* START Extracted records *
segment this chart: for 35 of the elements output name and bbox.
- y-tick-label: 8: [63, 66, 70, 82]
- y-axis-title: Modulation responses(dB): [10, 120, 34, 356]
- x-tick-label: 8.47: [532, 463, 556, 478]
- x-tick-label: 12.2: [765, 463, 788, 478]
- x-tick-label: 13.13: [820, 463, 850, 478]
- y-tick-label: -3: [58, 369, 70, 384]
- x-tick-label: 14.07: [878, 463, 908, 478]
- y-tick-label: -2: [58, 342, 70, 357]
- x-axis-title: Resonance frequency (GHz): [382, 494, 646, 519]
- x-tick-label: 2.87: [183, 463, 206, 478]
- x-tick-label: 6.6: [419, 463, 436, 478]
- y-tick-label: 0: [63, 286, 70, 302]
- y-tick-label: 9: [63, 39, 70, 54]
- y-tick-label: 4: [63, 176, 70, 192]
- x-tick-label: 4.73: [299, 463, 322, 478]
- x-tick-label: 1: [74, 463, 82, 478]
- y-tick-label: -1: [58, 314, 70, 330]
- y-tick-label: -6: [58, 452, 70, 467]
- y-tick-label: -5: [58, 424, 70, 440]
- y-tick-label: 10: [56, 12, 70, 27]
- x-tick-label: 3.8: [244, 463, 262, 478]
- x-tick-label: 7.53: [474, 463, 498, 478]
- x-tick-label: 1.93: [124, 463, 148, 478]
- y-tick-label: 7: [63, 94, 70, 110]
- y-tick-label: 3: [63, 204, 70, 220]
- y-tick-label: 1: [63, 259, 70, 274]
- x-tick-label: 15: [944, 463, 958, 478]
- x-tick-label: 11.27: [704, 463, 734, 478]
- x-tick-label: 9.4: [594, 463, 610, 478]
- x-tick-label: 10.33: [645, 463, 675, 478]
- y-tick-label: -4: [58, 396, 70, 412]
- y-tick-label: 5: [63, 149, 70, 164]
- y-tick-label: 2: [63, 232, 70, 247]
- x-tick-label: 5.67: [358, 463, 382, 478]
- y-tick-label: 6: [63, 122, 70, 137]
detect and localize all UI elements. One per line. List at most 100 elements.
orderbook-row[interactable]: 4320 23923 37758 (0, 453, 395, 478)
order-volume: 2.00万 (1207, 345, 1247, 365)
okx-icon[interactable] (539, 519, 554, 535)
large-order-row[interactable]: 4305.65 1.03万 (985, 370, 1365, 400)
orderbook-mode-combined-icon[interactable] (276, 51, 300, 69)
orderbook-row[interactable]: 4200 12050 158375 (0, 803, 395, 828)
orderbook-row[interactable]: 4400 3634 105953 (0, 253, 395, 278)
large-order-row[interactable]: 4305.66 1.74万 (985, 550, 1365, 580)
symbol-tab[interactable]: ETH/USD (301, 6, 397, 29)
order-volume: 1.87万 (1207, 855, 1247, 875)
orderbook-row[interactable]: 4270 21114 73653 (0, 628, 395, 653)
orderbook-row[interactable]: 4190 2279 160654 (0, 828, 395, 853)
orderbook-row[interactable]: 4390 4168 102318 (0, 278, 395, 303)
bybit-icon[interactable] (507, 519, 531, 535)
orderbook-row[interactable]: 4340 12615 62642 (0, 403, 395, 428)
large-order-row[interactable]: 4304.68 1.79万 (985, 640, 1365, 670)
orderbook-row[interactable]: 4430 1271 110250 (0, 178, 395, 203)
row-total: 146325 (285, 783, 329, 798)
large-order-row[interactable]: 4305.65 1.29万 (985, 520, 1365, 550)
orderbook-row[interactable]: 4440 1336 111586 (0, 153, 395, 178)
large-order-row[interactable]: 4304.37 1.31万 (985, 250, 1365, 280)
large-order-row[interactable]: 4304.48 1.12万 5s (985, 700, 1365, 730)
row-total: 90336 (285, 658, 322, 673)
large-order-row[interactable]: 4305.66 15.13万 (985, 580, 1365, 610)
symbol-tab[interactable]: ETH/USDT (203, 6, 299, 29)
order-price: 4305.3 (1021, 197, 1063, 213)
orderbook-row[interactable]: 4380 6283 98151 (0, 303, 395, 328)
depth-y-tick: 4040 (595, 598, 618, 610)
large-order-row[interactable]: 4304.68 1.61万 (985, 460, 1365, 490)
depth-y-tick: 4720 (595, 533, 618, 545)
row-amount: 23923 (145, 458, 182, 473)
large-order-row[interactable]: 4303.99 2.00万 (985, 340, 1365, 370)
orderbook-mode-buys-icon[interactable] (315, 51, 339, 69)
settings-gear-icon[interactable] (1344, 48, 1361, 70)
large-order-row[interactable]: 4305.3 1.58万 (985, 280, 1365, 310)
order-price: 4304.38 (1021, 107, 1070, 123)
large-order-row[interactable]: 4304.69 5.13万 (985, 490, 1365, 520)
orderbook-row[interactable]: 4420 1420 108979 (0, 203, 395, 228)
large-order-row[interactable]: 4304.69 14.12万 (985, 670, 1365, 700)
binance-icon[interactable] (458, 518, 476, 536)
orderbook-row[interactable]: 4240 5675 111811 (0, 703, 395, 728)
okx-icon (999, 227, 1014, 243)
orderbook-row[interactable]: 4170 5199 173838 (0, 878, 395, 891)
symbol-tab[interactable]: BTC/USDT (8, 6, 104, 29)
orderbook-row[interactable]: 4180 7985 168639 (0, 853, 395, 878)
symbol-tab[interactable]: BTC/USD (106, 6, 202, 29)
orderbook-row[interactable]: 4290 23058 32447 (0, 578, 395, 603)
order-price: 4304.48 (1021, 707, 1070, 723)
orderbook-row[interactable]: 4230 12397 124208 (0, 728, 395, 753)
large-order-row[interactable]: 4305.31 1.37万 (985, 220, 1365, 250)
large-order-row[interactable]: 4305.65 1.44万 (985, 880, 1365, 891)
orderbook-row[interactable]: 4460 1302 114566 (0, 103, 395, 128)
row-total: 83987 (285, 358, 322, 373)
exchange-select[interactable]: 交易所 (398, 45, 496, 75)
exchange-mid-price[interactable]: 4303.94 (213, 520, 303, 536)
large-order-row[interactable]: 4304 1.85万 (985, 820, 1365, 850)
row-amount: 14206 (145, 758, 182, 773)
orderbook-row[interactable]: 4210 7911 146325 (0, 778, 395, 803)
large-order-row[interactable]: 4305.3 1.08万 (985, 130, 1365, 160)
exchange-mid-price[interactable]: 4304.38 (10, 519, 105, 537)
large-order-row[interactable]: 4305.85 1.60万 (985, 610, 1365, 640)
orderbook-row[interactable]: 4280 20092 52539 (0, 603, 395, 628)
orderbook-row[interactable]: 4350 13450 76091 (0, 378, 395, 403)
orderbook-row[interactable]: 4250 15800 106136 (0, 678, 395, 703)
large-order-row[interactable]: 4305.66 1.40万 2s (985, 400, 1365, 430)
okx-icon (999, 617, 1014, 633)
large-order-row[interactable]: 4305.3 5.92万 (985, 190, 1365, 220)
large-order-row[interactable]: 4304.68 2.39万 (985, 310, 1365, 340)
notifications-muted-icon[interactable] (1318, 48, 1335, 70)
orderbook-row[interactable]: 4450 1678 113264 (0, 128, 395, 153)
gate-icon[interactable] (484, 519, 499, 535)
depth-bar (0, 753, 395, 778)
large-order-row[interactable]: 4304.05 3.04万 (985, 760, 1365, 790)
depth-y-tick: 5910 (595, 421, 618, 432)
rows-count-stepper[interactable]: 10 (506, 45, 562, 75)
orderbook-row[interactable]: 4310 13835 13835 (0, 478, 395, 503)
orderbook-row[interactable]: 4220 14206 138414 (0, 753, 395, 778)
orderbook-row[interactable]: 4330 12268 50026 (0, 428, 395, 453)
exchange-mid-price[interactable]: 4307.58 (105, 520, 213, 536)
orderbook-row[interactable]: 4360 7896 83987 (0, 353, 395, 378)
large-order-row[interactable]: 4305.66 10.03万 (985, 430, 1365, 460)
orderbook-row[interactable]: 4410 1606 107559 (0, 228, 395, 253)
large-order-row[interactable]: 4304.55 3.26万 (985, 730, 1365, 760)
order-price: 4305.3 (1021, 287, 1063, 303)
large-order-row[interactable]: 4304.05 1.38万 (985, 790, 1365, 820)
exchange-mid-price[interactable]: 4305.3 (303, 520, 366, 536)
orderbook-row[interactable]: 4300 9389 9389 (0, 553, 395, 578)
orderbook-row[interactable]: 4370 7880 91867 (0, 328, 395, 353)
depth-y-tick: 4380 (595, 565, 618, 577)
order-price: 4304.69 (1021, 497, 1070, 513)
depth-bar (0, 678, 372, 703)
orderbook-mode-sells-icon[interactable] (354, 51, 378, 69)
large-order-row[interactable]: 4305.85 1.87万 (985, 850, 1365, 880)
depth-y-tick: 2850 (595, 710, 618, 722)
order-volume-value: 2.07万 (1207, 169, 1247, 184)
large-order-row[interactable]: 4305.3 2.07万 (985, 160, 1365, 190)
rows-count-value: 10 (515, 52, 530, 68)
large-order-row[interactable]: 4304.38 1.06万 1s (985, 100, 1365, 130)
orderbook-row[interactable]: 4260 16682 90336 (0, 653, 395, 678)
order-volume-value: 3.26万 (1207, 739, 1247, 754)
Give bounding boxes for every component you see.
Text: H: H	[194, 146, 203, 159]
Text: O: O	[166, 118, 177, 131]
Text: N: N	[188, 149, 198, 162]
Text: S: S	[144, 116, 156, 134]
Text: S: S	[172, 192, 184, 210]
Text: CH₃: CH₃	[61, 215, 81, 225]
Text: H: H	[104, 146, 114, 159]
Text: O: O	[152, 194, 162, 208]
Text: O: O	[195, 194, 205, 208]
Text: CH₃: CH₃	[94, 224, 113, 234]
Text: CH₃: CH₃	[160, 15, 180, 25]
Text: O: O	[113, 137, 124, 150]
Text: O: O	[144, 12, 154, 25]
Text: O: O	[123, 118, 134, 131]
* END Extracted records *
### [Exercise aim]
Retype the entries from the start through the line containing "- y-tick-label: -2: [58, 342, 70, 357]".

### [Task response]
segment this chart: for 35 of the elements output name and bbox.
- y-tick-label: 8: [63, 66, 70, 82]
- y-axis-title: Modulation responses(dB): [10, 120, 34, 356]
- x-tick-label: 8.47: [532, 463, 556, 478]
- x-tick-label: 12.2: [765, 463, 788, 478]
- x-tick-label: 13.13: [820, 463, 850, 478]
- y-tick-label: -3: [58, 369, 70, 384]
- x-tick-label: 14.07: [878, 463, 908, 478]
- y-tick-label: -2: [58, 342, 70, 357]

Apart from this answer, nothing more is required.